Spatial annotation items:
★ ★ ★
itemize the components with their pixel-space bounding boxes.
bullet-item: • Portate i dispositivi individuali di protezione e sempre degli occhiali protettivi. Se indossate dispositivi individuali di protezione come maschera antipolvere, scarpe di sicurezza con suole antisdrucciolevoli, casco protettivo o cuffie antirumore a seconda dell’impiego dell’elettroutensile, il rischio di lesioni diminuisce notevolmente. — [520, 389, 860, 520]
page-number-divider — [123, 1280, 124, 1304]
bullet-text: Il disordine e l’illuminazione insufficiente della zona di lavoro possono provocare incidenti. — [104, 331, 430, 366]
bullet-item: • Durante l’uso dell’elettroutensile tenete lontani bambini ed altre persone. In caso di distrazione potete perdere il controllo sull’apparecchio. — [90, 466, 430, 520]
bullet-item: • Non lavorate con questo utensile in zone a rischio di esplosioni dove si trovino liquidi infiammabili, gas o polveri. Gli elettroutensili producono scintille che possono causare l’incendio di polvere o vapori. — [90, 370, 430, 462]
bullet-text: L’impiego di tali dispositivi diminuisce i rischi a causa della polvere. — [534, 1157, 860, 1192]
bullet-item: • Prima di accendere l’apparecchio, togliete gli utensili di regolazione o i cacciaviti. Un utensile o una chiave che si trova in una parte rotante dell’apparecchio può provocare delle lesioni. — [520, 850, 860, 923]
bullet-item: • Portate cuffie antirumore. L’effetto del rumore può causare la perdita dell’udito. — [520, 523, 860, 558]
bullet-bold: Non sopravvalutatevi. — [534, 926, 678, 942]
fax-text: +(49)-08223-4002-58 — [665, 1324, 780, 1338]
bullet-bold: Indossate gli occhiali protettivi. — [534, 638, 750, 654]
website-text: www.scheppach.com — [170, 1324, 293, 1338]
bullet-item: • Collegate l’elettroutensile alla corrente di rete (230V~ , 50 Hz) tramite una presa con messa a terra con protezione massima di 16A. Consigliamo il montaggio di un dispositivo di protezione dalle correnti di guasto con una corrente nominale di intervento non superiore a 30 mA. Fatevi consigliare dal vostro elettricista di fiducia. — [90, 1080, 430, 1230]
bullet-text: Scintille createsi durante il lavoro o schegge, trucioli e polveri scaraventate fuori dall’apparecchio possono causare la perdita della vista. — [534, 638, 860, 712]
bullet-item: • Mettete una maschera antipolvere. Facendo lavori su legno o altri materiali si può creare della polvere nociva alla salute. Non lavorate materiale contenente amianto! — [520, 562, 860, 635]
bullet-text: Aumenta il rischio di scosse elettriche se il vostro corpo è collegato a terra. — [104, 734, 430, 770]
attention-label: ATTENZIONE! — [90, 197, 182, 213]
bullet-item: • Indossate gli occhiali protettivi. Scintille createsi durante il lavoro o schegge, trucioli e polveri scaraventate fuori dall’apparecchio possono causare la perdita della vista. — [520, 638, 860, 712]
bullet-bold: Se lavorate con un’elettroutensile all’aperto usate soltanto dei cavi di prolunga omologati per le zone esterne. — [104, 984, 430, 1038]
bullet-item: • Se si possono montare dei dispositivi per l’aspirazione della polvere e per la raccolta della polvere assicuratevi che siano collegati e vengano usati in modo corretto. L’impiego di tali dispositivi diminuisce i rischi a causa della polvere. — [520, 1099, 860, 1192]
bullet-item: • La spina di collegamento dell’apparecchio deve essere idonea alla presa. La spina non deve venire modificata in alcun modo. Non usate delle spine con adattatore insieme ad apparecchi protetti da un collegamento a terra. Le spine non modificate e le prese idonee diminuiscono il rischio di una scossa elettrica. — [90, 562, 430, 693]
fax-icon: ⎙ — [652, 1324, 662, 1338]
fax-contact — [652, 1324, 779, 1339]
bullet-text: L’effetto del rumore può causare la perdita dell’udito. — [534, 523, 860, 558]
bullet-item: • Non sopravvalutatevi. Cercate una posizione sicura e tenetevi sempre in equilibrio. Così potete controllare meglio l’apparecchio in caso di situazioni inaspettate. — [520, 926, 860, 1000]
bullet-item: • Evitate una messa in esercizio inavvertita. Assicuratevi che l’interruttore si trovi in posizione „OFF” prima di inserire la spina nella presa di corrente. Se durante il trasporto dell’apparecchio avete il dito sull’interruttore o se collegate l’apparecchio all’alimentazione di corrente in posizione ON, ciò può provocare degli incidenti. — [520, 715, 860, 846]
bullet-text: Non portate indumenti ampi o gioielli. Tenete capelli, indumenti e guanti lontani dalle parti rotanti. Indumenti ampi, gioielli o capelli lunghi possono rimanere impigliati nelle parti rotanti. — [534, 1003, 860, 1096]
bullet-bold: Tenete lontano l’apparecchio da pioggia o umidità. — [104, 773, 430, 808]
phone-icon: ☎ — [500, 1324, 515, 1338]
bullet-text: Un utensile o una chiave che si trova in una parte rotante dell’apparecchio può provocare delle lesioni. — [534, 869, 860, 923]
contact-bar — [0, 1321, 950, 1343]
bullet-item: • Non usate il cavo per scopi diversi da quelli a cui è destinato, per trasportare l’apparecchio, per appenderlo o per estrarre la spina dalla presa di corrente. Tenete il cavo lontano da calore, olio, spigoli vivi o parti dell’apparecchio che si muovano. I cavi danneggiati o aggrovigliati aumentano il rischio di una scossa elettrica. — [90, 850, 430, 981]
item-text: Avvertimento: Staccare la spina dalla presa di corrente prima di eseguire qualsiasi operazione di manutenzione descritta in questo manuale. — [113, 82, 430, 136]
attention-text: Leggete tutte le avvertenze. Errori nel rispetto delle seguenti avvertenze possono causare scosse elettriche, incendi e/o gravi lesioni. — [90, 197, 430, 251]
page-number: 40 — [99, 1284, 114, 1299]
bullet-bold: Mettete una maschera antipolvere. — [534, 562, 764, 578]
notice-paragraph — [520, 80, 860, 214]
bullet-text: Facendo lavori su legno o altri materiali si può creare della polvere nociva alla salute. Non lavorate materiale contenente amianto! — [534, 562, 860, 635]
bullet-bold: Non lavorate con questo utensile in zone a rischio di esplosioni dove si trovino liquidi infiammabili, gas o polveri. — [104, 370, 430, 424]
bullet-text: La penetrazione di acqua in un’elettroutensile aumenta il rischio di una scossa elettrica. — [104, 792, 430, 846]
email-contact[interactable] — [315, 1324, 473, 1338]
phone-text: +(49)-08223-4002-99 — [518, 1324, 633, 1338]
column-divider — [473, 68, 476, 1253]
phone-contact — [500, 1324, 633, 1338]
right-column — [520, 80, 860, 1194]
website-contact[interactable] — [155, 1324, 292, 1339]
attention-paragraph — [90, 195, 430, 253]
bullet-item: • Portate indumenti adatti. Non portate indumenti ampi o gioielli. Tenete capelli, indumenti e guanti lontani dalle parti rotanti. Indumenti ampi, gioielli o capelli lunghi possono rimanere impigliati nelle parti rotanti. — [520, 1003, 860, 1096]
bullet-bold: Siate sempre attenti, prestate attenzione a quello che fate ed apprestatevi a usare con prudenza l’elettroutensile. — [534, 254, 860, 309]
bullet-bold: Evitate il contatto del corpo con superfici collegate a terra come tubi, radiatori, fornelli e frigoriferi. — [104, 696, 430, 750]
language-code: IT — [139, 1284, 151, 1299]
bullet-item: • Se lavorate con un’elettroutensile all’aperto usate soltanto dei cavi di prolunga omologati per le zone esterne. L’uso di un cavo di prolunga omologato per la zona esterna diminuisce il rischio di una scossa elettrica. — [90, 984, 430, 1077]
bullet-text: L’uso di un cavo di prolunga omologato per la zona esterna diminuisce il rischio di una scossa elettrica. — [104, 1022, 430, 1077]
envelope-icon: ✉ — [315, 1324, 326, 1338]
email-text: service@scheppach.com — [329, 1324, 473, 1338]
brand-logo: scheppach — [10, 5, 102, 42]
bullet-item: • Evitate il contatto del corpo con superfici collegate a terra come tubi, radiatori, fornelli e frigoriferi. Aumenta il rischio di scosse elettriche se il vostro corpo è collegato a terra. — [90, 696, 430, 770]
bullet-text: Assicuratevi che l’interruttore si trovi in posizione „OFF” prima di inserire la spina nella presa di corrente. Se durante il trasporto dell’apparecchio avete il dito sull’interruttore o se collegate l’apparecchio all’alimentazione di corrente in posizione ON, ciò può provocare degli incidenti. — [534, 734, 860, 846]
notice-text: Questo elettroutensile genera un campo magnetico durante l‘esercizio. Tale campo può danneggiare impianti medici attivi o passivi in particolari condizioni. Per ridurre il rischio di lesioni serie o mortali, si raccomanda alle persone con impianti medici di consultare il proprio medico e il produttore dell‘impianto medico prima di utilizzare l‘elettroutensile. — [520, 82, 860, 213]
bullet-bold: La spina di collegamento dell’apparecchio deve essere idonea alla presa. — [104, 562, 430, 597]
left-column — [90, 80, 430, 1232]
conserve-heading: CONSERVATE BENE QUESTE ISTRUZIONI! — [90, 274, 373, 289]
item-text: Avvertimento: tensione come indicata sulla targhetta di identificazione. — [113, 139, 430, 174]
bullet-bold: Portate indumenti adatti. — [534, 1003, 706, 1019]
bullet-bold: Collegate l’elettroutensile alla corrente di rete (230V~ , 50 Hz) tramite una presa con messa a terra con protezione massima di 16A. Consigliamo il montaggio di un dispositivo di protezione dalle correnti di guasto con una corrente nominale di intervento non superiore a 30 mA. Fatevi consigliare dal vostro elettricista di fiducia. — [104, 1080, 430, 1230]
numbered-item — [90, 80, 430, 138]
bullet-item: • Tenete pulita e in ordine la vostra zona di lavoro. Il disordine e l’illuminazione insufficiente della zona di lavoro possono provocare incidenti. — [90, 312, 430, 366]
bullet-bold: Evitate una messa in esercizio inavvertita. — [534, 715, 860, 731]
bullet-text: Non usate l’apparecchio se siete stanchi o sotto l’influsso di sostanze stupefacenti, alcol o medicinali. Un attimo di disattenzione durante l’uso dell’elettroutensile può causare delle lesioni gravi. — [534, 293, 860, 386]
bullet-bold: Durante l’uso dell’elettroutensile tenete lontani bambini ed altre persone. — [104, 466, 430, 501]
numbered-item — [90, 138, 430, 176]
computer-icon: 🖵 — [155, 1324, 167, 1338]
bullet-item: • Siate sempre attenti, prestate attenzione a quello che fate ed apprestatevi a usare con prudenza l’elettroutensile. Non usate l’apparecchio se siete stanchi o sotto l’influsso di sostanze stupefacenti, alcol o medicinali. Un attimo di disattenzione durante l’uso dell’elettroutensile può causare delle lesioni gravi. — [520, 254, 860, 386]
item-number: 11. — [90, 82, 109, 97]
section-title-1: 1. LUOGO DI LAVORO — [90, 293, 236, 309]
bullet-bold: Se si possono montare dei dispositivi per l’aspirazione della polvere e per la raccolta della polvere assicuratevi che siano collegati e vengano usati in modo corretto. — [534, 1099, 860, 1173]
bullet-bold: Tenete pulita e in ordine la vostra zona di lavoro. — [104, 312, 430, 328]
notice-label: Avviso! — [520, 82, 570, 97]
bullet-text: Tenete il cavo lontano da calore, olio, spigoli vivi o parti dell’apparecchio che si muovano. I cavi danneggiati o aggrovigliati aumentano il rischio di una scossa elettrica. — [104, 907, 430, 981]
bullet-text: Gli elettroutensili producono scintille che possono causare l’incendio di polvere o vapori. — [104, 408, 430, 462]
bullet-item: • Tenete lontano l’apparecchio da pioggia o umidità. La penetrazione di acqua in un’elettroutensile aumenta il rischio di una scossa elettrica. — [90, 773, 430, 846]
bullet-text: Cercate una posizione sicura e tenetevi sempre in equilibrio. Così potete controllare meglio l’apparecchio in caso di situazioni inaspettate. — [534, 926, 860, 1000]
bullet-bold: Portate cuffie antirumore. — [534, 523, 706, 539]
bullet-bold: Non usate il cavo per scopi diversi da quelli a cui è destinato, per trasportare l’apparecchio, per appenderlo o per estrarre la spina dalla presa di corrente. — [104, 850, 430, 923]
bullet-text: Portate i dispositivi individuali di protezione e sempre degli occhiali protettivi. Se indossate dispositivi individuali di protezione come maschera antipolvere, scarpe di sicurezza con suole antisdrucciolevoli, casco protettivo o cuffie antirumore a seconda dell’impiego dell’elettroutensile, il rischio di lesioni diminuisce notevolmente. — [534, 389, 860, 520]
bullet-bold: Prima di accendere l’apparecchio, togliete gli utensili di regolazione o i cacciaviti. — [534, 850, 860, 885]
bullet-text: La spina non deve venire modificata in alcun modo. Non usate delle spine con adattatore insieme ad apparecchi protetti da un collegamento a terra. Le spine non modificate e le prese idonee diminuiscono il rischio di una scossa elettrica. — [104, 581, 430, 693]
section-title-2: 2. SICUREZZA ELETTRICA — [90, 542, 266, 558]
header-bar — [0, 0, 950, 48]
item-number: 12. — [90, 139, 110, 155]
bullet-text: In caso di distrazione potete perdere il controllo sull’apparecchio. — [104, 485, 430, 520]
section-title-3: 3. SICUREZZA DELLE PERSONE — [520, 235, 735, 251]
★ ★ ★
### EXERCISE
Copy out the items word for word, starting from the first line and continuing through the line that contains "bullet-item: • Non lavorate".

### EXPECTED ANSWER
itemize the components with their pixel-space bounding boxes.
bullet-item: • Portate i dispositivi individuali di protezione e sempre degli occhiali protettivi. Se indossate dispositivi individuali di protezione come maschera antipolvere, scarpe di sicurezza con suole antisdrucciolevoli, casco protettivo o cuffie antirumore a seconda dell’impiego dell’elettroutensile, il rischio di lesioni diminuisce notevolmente. — [520, 389, 860, 520]
page-number-divider — [123, 1280, 124, 1304]
bullet-text: Il disordine e l’illuminazione insufficiente della zona di lavoro possono provocare incidenti. — [104, 331, 430, 366]
bullet-item: • Durante l’uso dell’elettroutensile tenete lontani bambini ed altre persone. In caso di distrazione potete perdere il controllo sull’apparecchio. — [90, 466, 430, 520]
bullet-item: • Non lavorate con questo utensile in zone a rischio di esplosioni dove si trovino liquidi infiammabili, gas o polveri. Gli elettroutensili producono scintille che possono causare l’incendio di polvere o vapori. — [90, 370, 430, 462]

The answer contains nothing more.